TO BE DONE:
Transcribe every line, keeping it exact.

---------- GIVEN RECORDS

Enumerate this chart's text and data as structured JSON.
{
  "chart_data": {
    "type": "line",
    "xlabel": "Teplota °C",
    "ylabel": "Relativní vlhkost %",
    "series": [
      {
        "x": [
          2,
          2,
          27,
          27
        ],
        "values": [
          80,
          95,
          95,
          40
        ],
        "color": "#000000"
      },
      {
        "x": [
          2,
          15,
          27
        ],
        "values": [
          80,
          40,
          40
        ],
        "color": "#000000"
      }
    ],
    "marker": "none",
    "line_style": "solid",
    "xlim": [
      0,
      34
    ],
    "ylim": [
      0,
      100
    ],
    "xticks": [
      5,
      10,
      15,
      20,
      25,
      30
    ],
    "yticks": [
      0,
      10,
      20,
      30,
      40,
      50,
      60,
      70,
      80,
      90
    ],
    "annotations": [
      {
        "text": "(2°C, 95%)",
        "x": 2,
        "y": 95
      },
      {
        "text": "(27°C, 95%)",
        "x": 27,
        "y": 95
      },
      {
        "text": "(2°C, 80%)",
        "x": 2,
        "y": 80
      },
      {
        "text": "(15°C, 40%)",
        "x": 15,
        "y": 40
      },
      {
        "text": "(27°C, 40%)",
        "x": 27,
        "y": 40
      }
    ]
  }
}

--------------------

RESULT:
Enumerate this chart's text and data as structured JSON.
{
  "chart_data": {
    "type": "line",
    "xlabel": "Teplota °C",
    "ylabel": "Relativní vlhkost %",
    "series": [
      {
        "x": [
          2,
          2,
          27,
          27
        ],
        "values": [
          80,
          95,
          95,
          40
        ],
        "color": "#000000"
      },
      {
        "x": [
          2,
          15,
          27
        ],
        "values": [
          80,
          40,
          40
        ],
        "color": "#000000"
      }
    ],
    "marker": "none",
    "line_style": "solid",
    "xlim": [
      0,
      34
    ],
    "ylim": [
      0,
      100
    ],
    "xticks": [
      5,
      10,
      15,
      20,
      25,
      30
    ],
    "yticks": [
      0,
      10,
      20,
      30,
      40,
      50,
      60,
      70,
      80,
      90
    ],
    "annotations": [
      {
        "text": "(2°C, 95%)",
        "x": 2,
        "y": 95
      },
      {
        "text": "(27°C, 95%)",
        "x": 27,
        "y": 95
      },
      {
        "text": "(2°C, 80%)",
        "x": 2,
        "y": 80
      },
      {
        "text": "(15°C, 40%)",
        "x": 15,
        "y": 40
      },
      {
        "text": "(27°C, 40%)",
        "x": 27,
        "y": 40
      }
    ]
  }
}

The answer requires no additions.